* start *

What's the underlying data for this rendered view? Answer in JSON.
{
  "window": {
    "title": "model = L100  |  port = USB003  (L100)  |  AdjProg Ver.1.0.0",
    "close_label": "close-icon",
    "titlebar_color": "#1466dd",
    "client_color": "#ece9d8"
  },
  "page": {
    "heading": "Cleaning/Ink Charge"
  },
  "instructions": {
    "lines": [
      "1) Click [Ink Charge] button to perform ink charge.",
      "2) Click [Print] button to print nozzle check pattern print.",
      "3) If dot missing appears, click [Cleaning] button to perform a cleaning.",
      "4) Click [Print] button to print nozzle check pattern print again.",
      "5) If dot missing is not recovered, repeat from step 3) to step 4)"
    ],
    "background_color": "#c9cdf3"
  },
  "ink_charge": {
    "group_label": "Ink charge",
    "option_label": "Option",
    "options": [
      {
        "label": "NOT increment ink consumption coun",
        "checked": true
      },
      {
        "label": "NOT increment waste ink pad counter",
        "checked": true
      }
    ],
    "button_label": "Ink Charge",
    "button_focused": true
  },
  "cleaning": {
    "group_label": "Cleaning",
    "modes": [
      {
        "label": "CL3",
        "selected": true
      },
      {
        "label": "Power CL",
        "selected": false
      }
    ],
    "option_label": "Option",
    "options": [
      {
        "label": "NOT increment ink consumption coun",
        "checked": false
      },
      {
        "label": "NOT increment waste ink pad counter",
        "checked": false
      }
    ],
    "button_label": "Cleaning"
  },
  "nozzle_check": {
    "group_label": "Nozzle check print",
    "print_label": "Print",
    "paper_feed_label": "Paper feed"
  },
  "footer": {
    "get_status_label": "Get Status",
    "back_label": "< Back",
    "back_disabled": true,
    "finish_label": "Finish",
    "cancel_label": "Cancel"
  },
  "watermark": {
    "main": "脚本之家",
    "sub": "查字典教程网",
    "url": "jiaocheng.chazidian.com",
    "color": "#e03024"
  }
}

* end *

## Objective
Your task is to transcribe the listing above in full, exactly as given.

## Right answer
What's the underlying data for this rendered view? Answer in JSON.
{
  "window": {
    "title": "model = L100  |  port = USB003  (L100)  |  AdjProg Ver.1.0.0",
    "close_label": "close-icon",
    "titlebar_color": "#1466dd",
    "client_color": "#ece9d8"
  },
  "page": {
    "heading": "Cleaning/Ink Charge"
  },
  "instructions": {
    "lines": [
      "1) Click [Ink Charge] button to perform ink charge.",
      "2) Click [Print] button to print nozzle check pattern print.",
      "3) If dot missing appears, click [Cleaning] button to perform a cleaning.",
      "4) Click [Print] button to print nozzle check pattern print again.",
      "5) If dot missing is not recovered, repeat from step 3) to step 4)"
    ],
    "background_color": "#c9cdf3"
  },
  "ink_charge": {
    "group_label": "Ink charge",
    "option_label": "Option",
    "options": [
      {
        "label": "NOT increment ink consumption coun",
        "checked": true
      },
      {
        "label": "NOT increment waste ink pad counter",
        "checked": true
      }
    ],
    "button_label": "Ink Charge",
    "button_focused": true
  },
  "cleaning": {
    "group_label": "Cleaning",
    "modes": [
      {
        "label": "CL3",
        "selected": true
      },
      {
        "label": "Power CL",
        "selected": false
      }
    ],
    "option_label": "Option",
    "options": [
      {
        "label": "NOT increment ink consumption coun",
        "checked": false
      },
      {
        "label": "NOT increment waste ink pad counter",
        "checked": false
      }
    ],
    "button_label": "Cleaning"
  },
  "nozzle_check": {
    "group_label": "Nozzle check print",
    "print_label": "Print",
    "paper_feed_label": "Paper feed"
  },
  "footer": {
    "get_status_label": "Get Status",
    "back_label": "< Back",
    "back_disabled": true,
    "finish_label": "Finish",
    "cancel_label": "Cancel"
  },
  "watermark": {
    "main": "脚本之家",
    "sub": "查字典教程网",
    "url": "jiaocheng.chazidian.com",
    "color": "#e03024"
  }
}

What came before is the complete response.